- **ABOUT THIS EXERCISE**: Report every line in the records below that holds the word "label".

Dataset records
------------------------------------------------------------

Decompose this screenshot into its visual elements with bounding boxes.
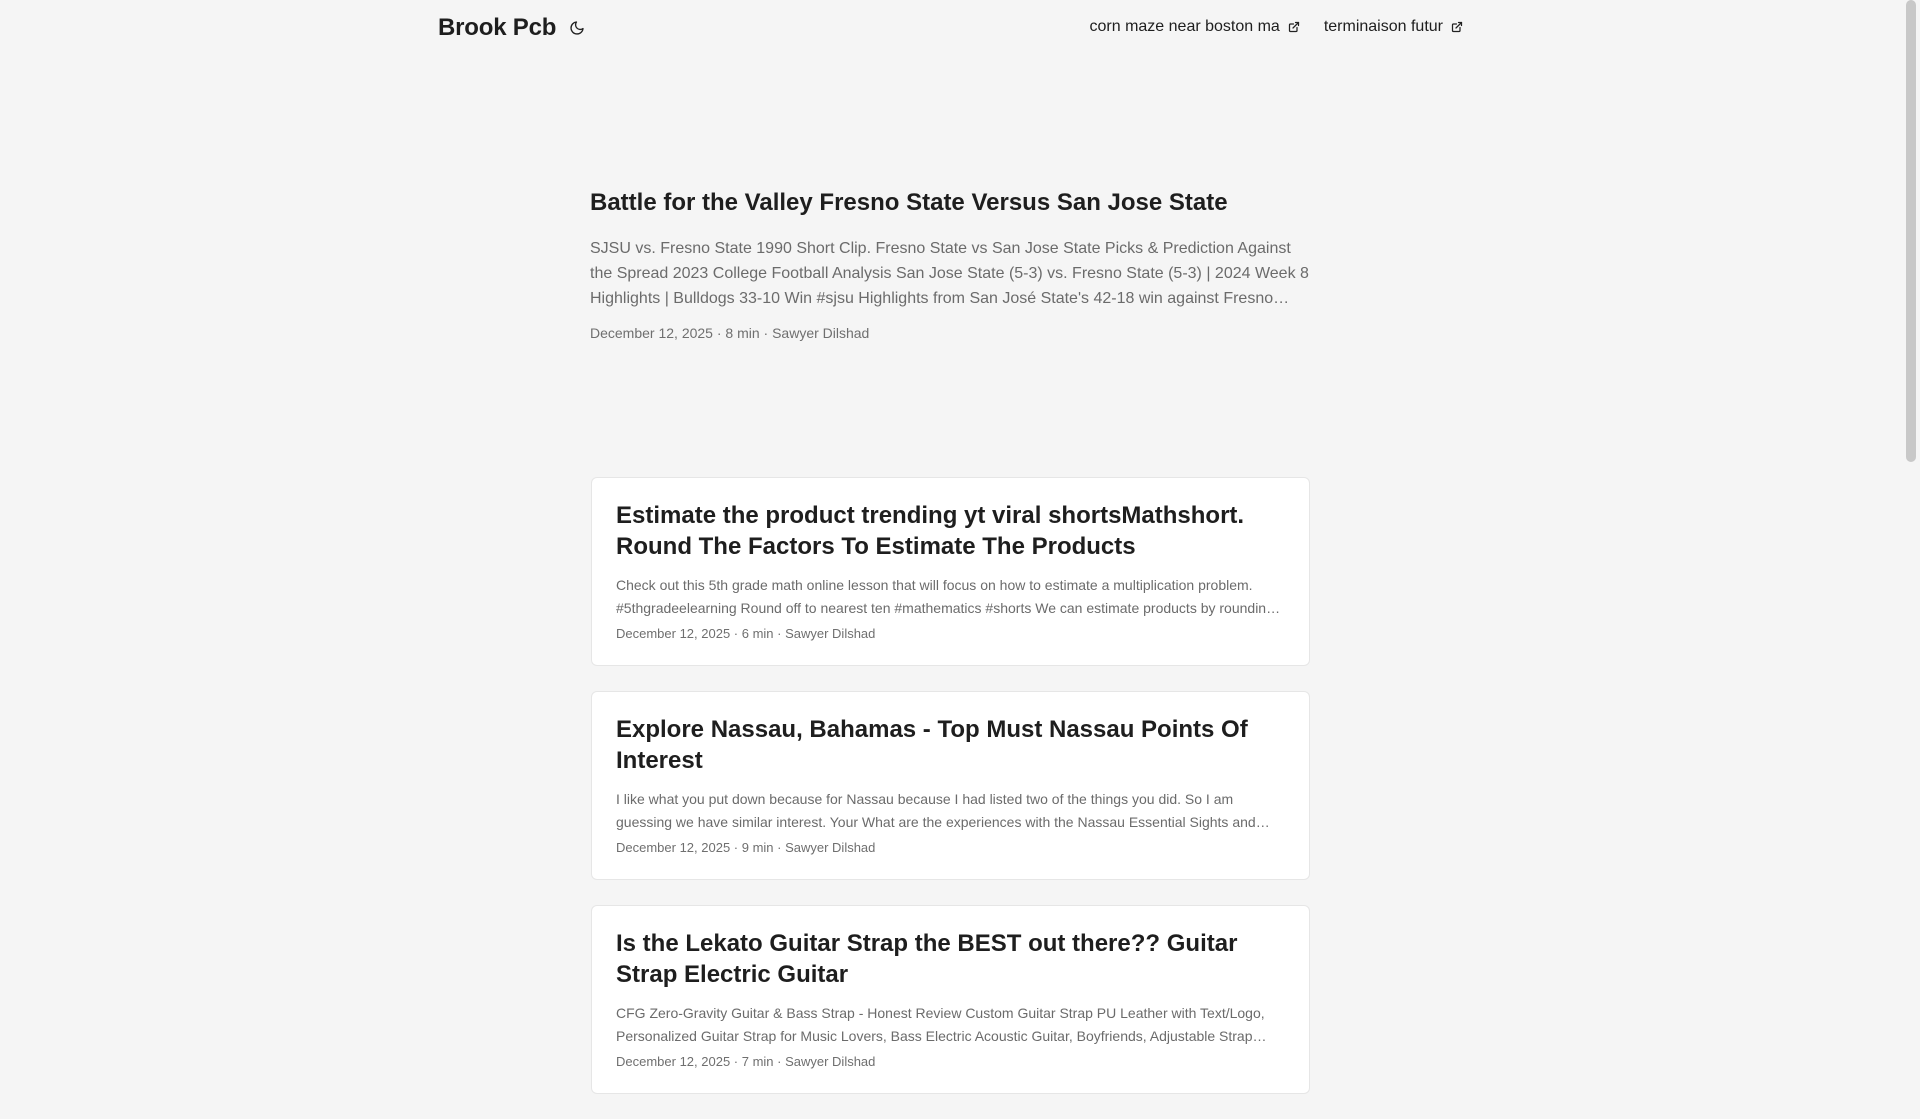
external-link-icon [1288, 21, 1300, 33]
post-meta: December 12, 2025 · 6 min · Sawyer Dilshad [616, 626, 876, 641]
post-title[interactable]: Explore Nassau, Bahamas - Top Must Nassau Points Of Interest [616, 716, 1248, 774]
featured-post-summary: SJSU vs. Fresno State 1990 Short Clip. Fresno State vs San Jose State Picks & Prediction Against the Spread 2023 College Football Analysis San Jose State (5-3) vs. Fresno State (5-3) | 2024 Week 8 Highlights | Bulldogs 33-10 Win #sjsu Highlights from San José State's 42-18 win against Fresno [590, 240, 1309, 307]
header-links [1090, 18, 1464, 36]
nav-link-label: corn maze near boston ma [1089, 18, 1280, 35]
site-title-link[interactable]: Brook Pcb [438, 14, 557, 41]
top-navigation-bar [0, 0, 1905, 60]
moon-icon[interactable] [566, 17, 588, 39]
external-link-icon [1451, 21, 1463, 33]
page-scrollbar-thumb[interactable] [1906, 0, 1916, 462]
post-summary: CFG Zero-Gravity Guitar & Bass Strap - Honest Review Custom Guitar Strap PU Leather with Text/Logo, Personalized Guitar Strap for Music Lovers, Bass Electric Acoustic Guitar, Boyfriends, Adjustable Strap [616, 1005, 1265, 1044]
post-title[interactable]: Estimate the product trending yt viral shortsMathshort. Round The Factors To Estimate The Products [616, 502, 1245, 560]
nav-link-corn-maze[interactable] [1090, 18, 1300, 36]
post-card[interactable] [591, 905, 1310, 1094]
post-list [591, 477, 1310, 1119]
brand [438, 14, 588, 42]
featured-post[interactable] [590, 188, 1310, 341]
post-meta: December 12, 2025 · 9 min · Sawyer Dilshad [616, 840, 876, 855]
post-summary: Check out this 5th grade math online lesson that will focus on how to estimate a multiplication problem. #5thgradeelearning Round off to nearest ten #mathematics #shorts We can estimate products by rounding [616, 577, 1274, 616]
post-card[interactable] [591, 691, 1310, 880]
post-title[interactable]: Is the Lekato Guitar Strap the BEST out there?? Guitar Strap Electric Guitar [616, 930, 1238, 988]
post-summary: I like what you put down because for Nassau because I had listed two of the things you did. So I am guessing we have similar interest. Your What are the experiences with the Nassau Essential Sights and [616, 791, 1256, 830]
post-meta: December 12, 2025 · 7 min · Sawyer Dilshad [616, 1054, 876, 1069]
nav-link-label: terminaison futur [1323, 18, 1443, 35]
nav-link-terminaison-futur[interactable] [1324, 18, 1463, 36]
featured-post-meta: December 12, 2025 · 8 min · Sawyer Dilshad [590, 325, 870, 341]
featured-post-title[interactable]: Battle for the Valley Fresno State Versus San Jose State [590, 189, 1228, 216]
post-card[interactable] [591, 477, 1310, 666]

------------------------------------------------------------

- **REPLY TO THE EXERCISE**:
nav-link-label: corn maze near boston ma [1089, 18, 1280, 35]
nav-link-label: terminaison futur [1323, 18, 1443, 35]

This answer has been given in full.